Material supplied
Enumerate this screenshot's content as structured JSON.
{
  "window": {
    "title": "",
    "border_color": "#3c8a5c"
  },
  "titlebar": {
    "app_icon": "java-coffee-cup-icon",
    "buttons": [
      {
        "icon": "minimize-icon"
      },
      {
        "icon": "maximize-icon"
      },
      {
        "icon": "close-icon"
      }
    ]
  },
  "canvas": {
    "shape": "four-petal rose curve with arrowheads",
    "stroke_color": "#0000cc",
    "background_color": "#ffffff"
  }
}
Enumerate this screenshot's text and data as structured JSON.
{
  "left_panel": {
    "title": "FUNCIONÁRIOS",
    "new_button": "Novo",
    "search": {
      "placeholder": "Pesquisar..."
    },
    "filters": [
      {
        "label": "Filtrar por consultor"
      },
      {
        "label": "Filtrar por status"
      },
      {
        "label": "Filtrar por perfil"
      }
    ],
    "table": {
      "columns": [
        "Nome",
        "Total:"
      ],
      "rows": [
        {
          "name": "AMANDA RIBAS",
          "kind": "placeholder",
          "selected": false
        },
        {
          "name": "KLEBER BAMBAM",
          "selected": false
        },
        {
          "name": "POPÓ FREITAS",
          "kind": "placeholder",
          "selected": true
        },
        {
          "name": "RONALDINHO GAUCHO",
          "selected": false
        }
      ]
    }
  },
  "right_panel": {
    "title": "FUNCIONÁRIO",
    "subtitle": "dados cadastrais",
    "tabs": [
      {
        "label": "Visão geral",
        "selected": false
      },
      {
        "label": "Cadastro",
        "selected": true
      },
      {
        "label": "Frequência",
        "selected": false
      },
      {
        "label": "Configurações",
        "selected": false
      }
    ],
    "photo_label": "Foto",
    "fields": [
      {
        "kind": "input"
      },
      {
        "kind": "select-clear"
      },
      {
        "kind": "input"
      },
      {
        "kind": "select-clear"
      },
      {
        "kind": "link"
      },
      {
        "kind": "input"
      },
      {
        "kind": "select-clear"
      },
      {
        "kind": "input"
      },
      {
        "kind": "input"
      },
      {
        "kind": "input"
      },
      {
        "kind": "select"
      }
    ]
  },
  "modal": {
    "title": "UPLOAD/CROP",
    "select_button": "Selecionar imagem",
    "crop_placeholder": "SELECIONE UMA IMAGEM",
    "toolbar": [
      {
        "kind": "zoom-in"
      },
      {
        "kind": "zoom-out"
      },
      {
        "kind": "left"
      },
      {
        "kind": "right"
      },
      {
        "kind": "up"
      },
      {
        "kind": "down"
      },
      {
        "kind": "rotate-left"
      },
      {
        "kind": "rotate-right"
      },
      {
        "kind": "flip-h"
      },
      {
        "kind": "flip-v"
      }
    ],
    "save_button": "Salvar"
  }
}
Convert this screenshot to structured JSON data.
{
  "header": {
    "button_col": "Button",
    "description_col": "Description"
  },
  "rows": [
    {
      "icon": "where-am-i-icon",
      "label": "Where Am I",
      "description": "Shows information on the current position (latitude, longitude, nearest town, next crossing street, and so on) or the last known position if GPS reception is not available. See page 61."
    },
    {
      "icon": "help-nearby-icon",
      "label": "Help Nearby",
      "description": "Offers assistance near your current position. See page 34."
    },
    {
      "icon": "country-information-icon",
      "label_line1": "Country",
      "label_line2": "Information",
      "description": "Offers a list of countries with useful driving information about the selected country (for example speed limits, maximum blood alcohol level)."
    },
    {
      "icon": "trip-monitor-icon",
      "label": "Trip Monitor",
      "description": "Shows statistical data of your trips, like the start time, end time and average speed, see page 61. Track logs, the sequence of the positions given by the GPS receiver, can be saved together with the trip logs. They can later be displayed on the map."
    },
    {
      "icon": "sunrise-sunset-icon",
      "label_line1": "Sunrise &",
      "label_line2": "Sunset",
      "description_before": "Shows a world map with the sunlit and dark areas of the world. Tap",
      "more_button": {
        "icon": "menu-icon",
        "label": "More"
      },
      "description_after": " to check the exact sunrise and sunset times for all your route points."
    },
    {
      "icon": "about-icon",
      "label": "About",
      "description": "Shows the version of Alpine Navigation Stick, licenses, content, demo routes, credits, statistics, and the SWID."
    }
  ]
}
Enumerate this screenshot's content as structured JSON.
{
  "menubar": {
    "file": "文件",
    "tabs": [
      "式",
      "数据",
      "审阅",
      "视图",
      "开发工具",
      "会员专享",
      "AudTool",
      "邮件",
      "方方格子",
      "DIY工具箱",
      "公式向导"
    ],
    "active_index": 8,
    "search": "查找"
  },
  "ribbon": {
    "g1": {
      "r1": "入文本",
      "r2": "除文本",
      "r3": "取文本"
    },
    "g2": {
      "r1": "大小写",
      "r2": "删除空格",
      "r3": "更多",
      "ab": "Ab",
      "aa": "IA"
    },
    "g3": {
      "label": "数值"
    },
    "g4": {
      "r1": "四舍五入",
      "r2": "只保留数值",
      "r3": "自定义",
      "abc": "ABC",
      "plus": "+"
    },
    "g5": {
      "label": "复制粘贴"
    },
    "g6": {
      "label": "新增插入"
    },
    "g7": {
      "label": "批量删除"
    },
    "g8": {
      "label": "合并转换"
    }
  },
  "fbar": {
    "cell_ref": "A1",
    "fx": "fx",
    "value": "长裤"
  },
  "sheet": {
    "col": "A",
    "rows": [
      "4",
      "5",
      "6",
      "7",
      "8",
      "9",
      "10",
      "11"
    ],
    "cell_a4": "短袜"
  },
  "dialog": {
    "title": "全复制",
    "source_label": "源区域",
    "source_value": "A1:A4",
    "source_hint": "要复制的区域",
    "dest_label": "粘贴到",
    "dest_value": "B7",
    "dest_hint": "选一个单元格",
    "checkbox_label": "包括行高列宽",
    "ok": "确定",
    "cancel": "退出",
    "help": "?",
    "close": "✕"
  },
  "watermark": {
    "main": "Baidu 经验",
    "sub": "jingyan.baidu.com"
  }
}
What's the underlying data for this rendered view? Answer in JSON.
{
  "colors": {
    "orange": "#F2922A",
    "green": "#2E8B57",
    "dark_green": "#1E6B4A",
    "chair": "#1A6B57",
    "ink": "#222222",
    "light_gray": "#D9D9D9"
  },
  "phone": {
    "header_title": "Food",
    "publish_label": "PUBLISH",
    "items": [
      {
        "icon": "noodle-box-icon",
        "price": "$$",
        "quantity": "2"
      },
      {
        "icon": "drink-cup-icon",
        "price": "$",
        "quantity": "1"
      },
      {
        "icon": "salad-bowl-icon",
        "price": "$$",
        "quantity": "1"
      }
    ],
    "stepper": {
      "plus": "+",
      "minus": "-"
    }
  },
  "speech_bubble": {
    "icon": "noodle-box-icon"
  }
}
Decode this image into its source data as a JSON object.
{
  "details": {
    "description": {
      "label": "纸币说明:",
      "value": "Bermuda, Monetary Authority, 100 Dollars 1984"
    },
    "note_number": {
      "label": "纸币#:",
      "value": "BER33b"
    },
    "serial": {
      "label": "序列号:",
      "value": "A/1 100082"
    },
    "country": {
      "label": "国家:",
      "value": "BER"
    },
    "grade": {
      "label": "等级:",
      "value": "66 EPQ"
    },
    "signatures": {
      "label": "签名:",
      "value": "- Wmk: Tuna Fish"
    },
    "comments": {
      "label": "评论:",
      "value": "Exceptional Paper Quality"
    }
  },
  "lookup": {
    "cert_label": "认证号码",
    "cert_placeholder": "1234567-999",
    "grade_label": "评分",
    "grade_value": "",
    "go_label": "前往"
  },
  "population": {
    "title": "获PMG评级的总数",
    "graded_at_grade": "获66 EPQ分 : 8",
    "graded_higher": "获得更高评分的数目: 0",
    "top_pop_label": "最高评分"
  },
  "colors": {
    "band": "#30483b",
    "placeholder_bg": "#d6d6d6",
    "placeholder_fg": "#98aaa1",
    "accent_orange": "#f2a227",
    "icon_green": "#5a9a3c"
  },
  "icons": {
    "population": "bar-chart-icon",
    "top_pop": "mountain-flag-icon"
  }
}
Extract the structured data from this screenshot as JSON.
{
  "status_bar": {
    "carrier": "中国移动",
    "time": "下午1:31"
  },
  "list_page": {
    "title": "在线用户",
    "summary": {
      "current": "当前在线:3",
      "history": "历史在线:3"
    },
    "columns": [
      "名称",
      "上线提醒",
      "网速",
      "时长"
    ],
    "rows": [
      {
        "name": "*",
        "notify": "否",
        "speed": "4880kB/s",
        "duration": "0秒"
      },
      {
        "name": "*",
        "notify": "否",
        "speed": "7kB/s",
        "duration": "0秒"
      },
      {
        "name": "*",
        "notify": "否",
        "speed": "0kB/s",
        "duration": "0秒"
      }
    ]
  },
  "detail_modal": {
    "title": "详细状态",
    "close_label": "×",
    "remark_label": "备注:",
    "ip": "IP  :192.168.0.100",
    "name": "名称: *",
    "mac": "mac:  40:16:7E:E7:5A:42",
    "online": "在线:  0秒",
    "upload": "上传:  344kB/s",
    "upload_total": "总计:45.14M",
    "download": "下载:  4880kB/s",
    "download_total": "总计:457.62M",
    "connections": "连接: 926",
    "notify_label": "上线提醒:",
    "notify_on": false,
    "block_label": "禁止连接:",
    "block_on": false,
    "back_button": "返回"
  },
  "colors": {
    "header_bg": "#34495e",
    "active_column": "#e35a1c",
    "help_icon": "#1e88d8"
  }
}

Requirement
From the entries above, select each line containing the string "this".

Task result
Enumerate this screenshot's content as structured JSON.
Enumerate this screenshot's text and data as structured JSON.
Convert this screenshot to structured JSON data.
Enumerate this screenshot's content as structured JSON.
What's the underlying data for this rendered view? Answer in JSON.
Decode this image into its source data as a JSON object.
Extract the structured data from this screenshot as JSON.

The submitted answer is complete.